▸ Records to use
— Start —
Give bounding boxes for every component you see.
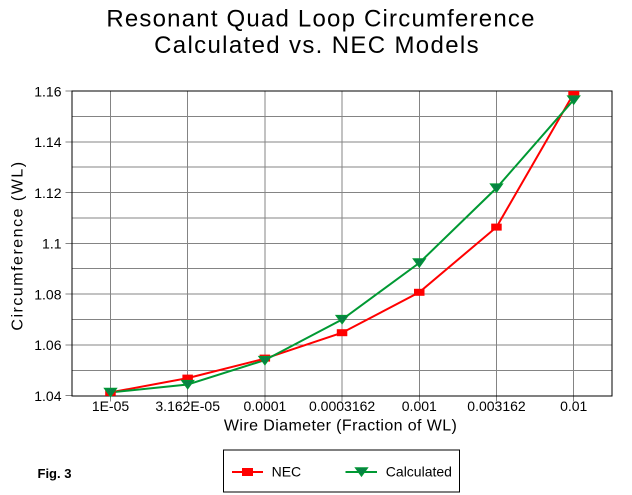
svg-text:0.0001: 0.0001 — [243, 398, 286, 414]
svg-text:3.162E-05: 3.162E-05 — [155, 398, 220, 414]
svg-text:Wire Diameter (Fraction of WL): Wire Diameter (Fraction of WL) — [224, 417, 457, 434]
svg-text:1.06: 1.06 — [34, 337, 61, 353]
svg-text:1.1: 1.1 — [42, 236, 62, 252]
svg-text:0.003162: 0.003162 — [467, 398, 526, 414]
svg-text:0.0003162: 0.0003162 — [309, 398, 375, 414]
svg-text:Resonant Quad Loop Circumferen: Resonant Quad Loop Circumference — [106, 6, 535, 33]
svg-text:0.01: 0.01 — [560, 398, 587, 414]
svg-text:NEC: NEC — [272, 464, 302, 480]
svg-text:Calculated vs. NEC Models: Calculated vs. NEC Models — [154, 32, 480, 59]
svg-text:0.001: 0.001 — [402, 398, 437, 414]
svg-text:1E-05: 1E-05 — [92, 398, 130, 414]
svg-text:1.08: 1.08 — [34, 286, 61, 302]
svg-text:1.16: 1.16 — [34, 83, 61, 99]
svg-text:1.12: 1.12 — [34, 185, 61, 201]
svg-text:Calculated: Calculated — [386, 464, 452, 480]
svg-text:Circumference (WL): Circumference (WL) — [10, 160, 27, 330]
svg-text:Fig. 3: Fig. 3 — [38, 466, 72, 481]
svg-text:1.04: 1.04 — [34, 388, 61, 404]
svg-text:1.14: 1.14 — [34, 134, 61, 150]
— End —
▸ Exercise details
Present the listing above as a Markdown table with the columns Row and Line, giving each line its own numbered row and skipping blank lines. Leave the picture out.

▸ Written response
| Row | Line |
|---|---|
| 1 | Give bounding boxes for every component you see. |
| 2 | svg-text:0.0001: 0.0001 — [243, 398, 286, 414] |
| 3 | svg-text:3.162E-05: 3.162E-05 — [155, 398, 220, 414] |
| 4 | svg-text:Wire Diameter (Fraction of WL): Wire Diameter (Fraction of WL) — [224, 417, 457, 434] |
| 5 | svg-text:1.06: 1.06 — [34, 337, 61, 353] |
| 6 | svg-text:1.1: 1.1 — [42, 236, 62, 252] |
| 7 | svg-text:0.003162: 0.003162 — [467, 398, 526, 414] |
| 8 | svg-text:0.0003162: 0.0003162 — [309, 398, 375, 414] |
| 9 | svg-text:Resonant Quad Loop Circumferen: Resonant Quad Loop Circumference — [106, 6, 535, 33] |
| 10 | svg-text:0.01: 0.01 — [560, 398, 587, 414] |
| 11 | svg-text:NEC: NEC — [272, 464, 302, 480] |
| 12 | svg-text:Calculated vs. NEC Models: Calculated vs. NEC Models — [154, 32, 480, 59] |
| 13 | svg-text:0.001: 0.001 — [402, 398, 437, 414] |
| 14 | svg-text:1E-05: 1E-05 — [92, 398, 130, 414] |
| 15 | svg-text:1.08: 1.08 — [34, 286, 61, 302] |
| 16 | svg-text:1.16: 1.16 — [34, 83, 61, 99] |
| 17 | svg-text:1.12: 1.12 — [34, 185, 61, 201] |
| 18 | svg-text:Calculated: Calculated — [386, 464, 452, 480] |
| 19 | svg-text:Circumference (WL): Circumference (WL) — [10, 160, 27, 330] |
| 20 | svg-text:Fig. 3: Fig. 3 — [38, 466, 72, 481] |
| 21 | svg-text:1.04: 1.04 — [34, 388, 61, 404] |
| 22 | svg-text:1.14: 1.14 — [34, 134, 61, 150] |